* Set problem
Transcribe the listing that follows in full, omitting pictures.

Collected data entries
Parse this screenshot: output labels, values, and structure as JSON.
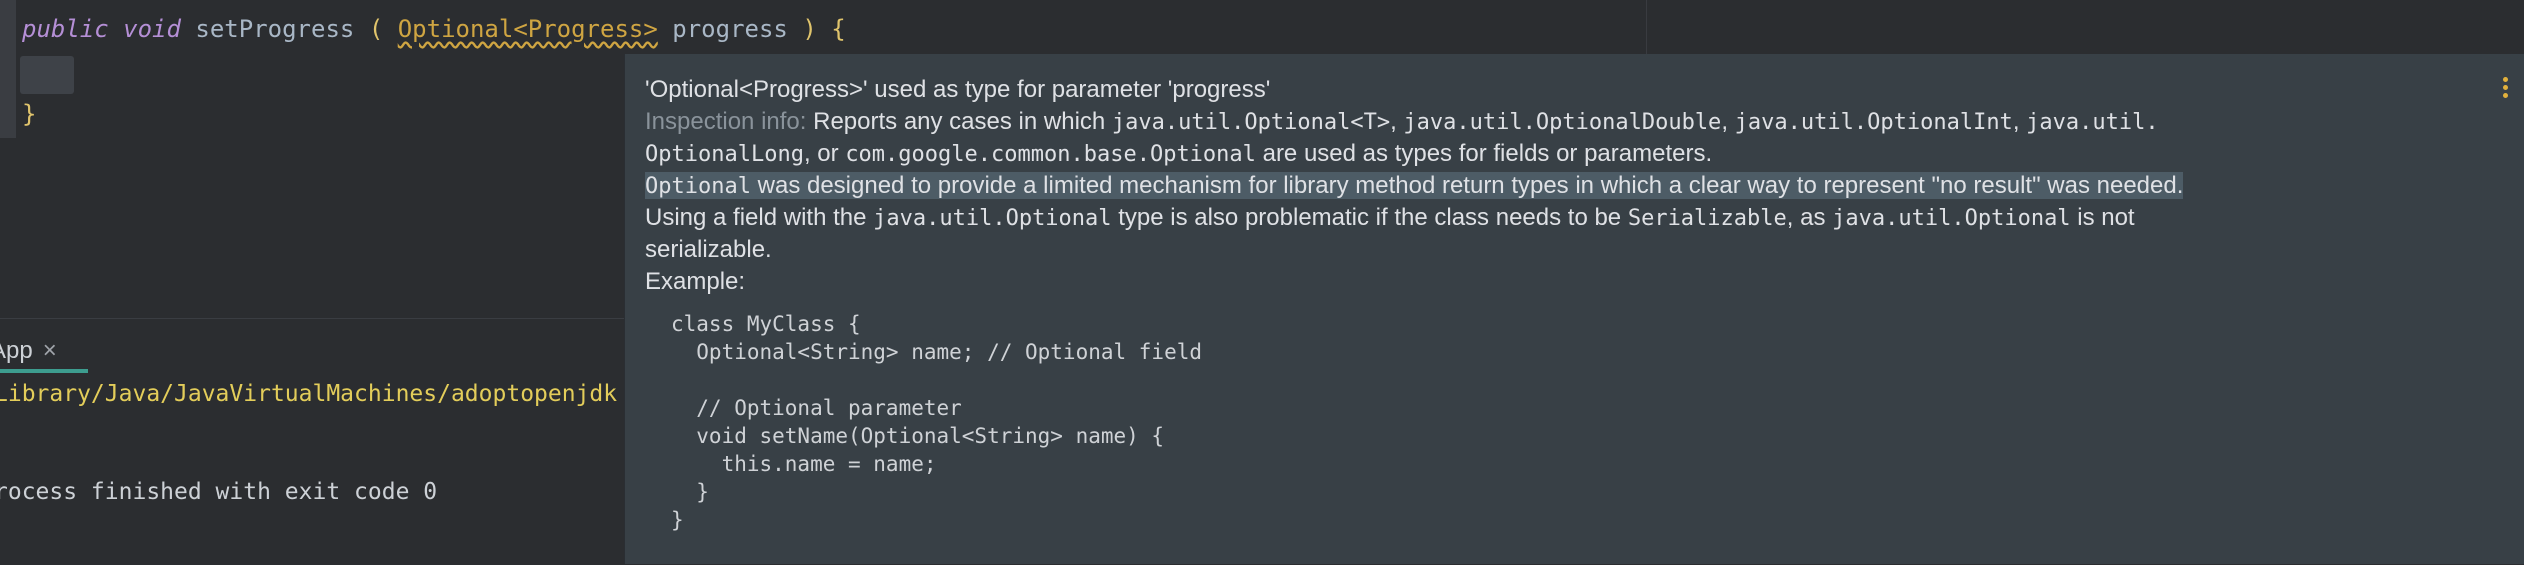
{
  "editor": {
    "line1": {
      "kw_public": "public",
      "kw_void": "void",
      "method": "setProgress",
      "open_paren": "(",
      "param_type": "Optional<Progress>",
      "param_name": "progress",
      "close_paren": ")",
      "open_brace": "{"
    },
    "line3_brace": "}"
  },
  "run_panel": {
    "tab_label": "App",
    "tab_close": "×",
    "path_text": "Library/Java/JavaVirtualMachines/adoptopenjdk",
    "exit_text": "rocess finished with exit code 0"
  },
  "popup": {
    "title": "'Optional<Progress>' used as type for parameter 'progress'",
    "info": {
      "label": "Inspection info:",
      "l1_t1": "Reports any cases in which",
      "l1_c1": "java.util.Optional<T>",
      "l1_t2": ",",
      "l1_c2": "java.util.OptionalDouble",
      "l1_t3": ",",
      "l1_c3": "java.util.OptionalInt",
      "l1_t4": ",",
      "l1_c4": "java.util.",
      "l2_c1": "OptionalLong",
      "l2_t1": ", or",
      "l2_c2": "com.google.common.base.Optional",
      "l2_t2": "are used as types for fields or parameters.",
      "l3_c1": "Optional",
      "l3_t1": "was designed to provide a limited mechanism for library method return types in which a clear way to represent \"no result\" was needed.",
      "l4_t1": "Using a field with the",
      "l4_c1": "java.util.Optional",
      "l4_t2": "type is also problematic if the class needs to be",
      "l4_c2": "Serializable",
      "l4_t3": ", as",
      "l4_c3": "java.util.Optional",
      "l4_t4": "is not",
      "l5_t1": "serializable.",
      "example_label": "Example:"
    },
    "code_example": "class MyClass {\n  Optional<String> name; // Optional field\n\n  // Optional parameter\n  void setName(Optional<String> name) {\n    this.name = name;\n  }\n}"
  }
}
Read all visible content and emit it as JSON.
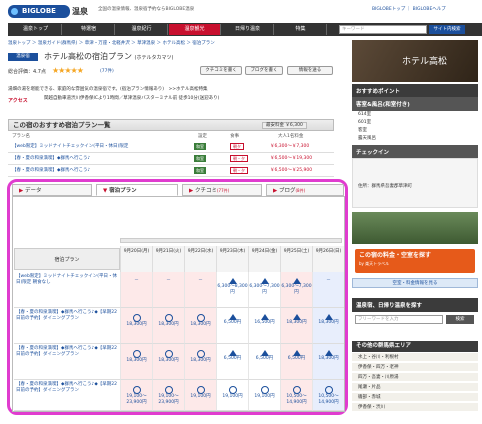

* Full answer
Parse this screenshot: output labels, values, and structure as JSON.
{
  "editor": {
    "line1": {
      "kw_public": "public",
      "kw_void": "void",
      "method": "setProgress",
      "open_paren": "(",
      "param_type": "Optional<Progress>",
      "param_name": "progress",
      "close_paren": ")",
      "open_brace": "{"
    },
    "line3_brace": "}"
  },
  "run_panel": {
    "tab_label": "App",
    "tab_close": "×",
    "path_text": "Library/Java/JavaVirtualMachines/adoptopenjdk",
    "exit_text": "rocess finished with exit code 0"
  },
  "popup": {
    "title": "'Optional<Progress>' used as type for parameter 'progress'",
    "info": {
      "label": "Inspection info:",
      "l1_t1": "Reports any cases in which",
      "l1_c1": "java.util.Optional<T>",
      "l1_t2": ",",
      "l1_c2": "java.util.OptionalDouble",
      "l1_t3": ",",
      "l1_c3": "java.util.OptionalInt",
      "l1_t4": ",",
      "l1_c4": "java.util.",
      "l2_c1": "OptionalLong",
      "l2_t1": ", or",
      "l2_c2": "com.google.common.base.Optional",
      "l2_t2": "are used as types for fields or parameters.",
      "l3_c1": "Optional",
      "l3_t1": "was designed to provide a limited mechanism for library method return types in which a clear way to represent \"no result\" was needed.",
      "l4_t1": "Using a field with the",
      "l4_c1": "java.util.Optional",
      "l4_t2": "type is also problematic if the class needs to be",
      "l4_c2": "Serializable",
      "l4_t3": ", as",
      "l4_c3": "java.util.Optional",
      "l4_t4": "is not",
      "l5_t1": "serializable.",
      "example_label": "Example:"
    },
    "code_example": "class MyClass {\n  Optional<String> name; // Optional field\n\n  // Optional parameter\n  void setName(Optional<String> name) {\n    this.name = name;\n  }\n}"
  }
}
Read all visible content and emit it as JSON.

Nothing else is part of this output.